=== The input ===
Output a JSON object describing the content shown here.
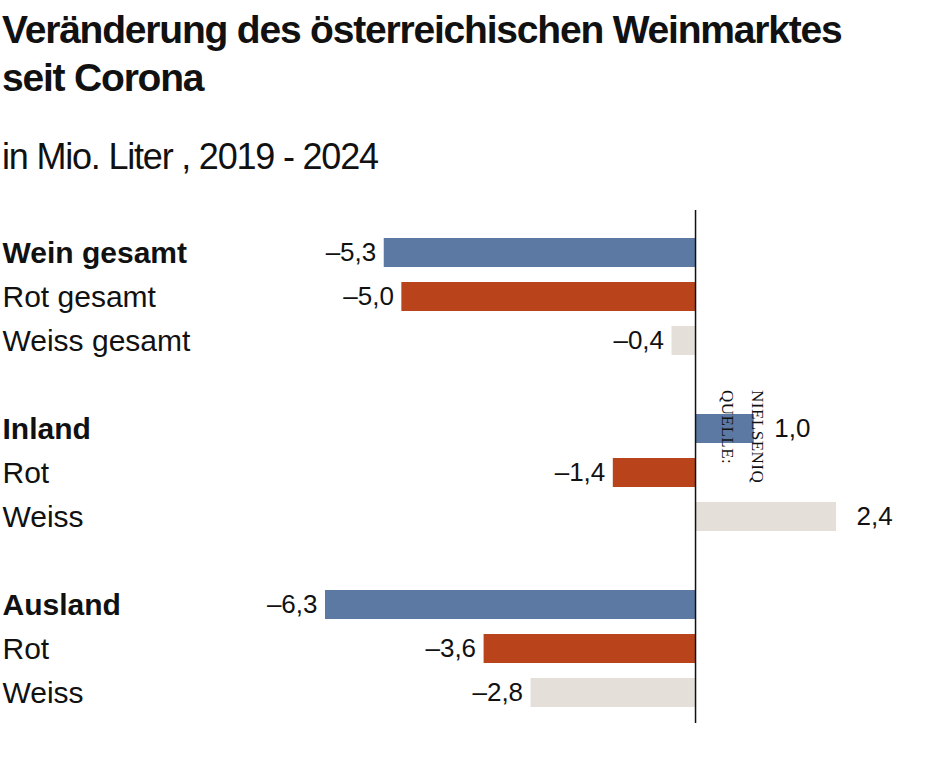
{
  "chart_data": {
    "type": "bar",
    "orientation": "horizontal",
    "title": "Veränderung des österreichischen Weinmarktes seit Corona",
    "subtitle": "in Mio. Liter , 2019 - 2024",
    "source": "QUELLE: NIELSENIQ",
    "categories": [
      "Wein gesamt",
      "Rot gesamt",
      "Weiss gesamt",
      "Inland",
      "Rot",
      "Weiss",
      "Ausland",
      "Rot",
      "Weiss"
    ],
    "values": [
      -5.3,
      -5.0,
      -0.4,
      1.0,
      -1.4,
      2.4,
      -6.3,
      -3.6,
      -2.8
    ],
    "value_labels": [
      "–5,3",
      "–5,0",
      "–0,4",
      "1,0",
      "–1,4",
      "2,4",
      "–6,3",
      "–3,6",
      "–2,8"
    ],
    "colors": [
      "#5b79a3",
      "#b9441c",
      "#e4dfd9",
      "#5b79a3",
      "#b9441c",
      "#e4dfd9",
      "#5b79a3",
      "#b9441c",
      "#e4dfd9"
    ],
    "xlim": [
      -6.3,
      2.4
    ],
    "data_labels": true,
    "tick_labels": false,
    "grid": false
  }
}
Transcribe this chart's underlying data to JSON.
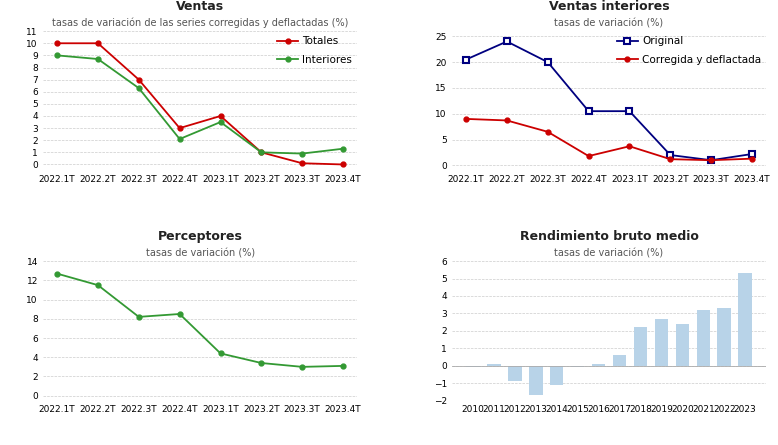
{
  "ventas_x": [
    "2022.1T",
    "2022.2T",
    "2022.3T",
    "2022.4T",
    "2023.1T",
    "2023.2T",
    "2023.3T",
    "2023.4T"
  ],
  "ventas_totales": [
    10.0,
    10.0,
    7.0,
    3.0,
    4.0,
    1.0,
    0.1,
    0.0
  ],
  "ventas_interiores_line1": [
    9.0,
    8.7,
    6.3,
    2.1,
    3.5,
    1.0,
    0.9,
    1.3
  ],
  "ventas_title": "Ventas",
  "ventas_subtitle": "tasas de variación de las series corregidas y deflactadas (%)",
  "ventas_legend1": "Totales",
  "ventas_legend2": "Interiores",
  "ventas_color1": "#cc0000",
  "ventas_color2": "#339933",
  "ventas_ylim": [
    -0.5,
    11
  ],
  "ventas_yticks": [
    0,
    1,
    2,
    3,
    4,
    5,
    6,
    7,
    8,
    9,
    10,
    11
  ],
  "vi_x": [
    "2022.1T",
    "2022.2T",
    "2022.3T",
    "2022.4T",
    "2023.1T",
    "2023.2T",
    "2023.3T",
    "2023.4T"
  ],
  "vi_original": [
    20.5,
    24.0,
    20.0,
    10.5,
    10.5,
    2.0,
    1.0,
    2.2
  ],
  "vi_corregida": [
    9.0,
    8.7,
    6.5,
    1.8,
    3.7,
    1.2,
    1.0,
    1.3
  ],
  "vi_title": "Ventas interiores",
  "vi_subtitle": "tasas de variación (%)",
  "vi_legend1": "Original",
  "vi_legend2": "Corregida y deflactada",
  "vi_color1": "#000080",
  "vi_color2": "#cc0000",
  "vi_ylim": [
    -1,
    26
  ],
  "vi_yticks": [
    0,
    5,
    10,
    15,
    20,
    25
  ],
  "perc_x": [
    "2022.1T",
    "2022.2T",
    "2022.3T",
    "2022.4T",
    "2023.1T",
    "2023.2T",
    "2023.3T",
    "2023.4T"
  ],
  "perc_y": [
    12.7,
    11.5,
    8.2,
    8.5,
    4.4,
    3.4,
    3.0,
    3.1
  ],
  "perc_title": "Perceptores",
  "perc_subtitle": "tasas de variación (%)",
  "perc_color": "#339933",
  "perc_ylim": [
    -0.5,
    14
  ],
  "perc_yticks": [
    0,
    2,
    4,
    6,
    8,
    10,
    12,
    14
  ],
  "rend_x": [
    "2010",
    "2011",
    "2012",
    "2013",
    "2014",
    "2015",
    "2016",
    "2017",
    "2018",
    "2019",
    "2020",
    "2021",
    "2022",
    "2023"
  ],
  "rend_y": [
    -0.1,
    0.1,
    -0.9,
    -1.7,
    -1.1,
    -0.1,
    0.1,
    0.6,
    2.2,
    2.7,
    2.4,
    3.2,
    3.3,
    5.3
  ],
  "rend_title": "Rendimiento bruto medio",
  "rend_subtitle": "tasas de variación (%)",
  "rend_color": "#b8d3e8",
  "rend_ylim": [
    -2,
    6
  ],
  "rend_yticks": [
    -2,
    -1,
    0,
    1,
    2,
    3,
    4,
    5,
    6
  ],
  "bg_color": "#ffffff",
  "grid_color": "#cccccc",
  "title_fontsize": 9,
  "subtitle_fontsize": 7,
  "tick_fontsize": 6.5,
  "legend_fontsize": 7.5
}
===
Set exercise: Provide the count, and nothing else, of lines in the data above where the word "JSON" occurs.

The solution: 2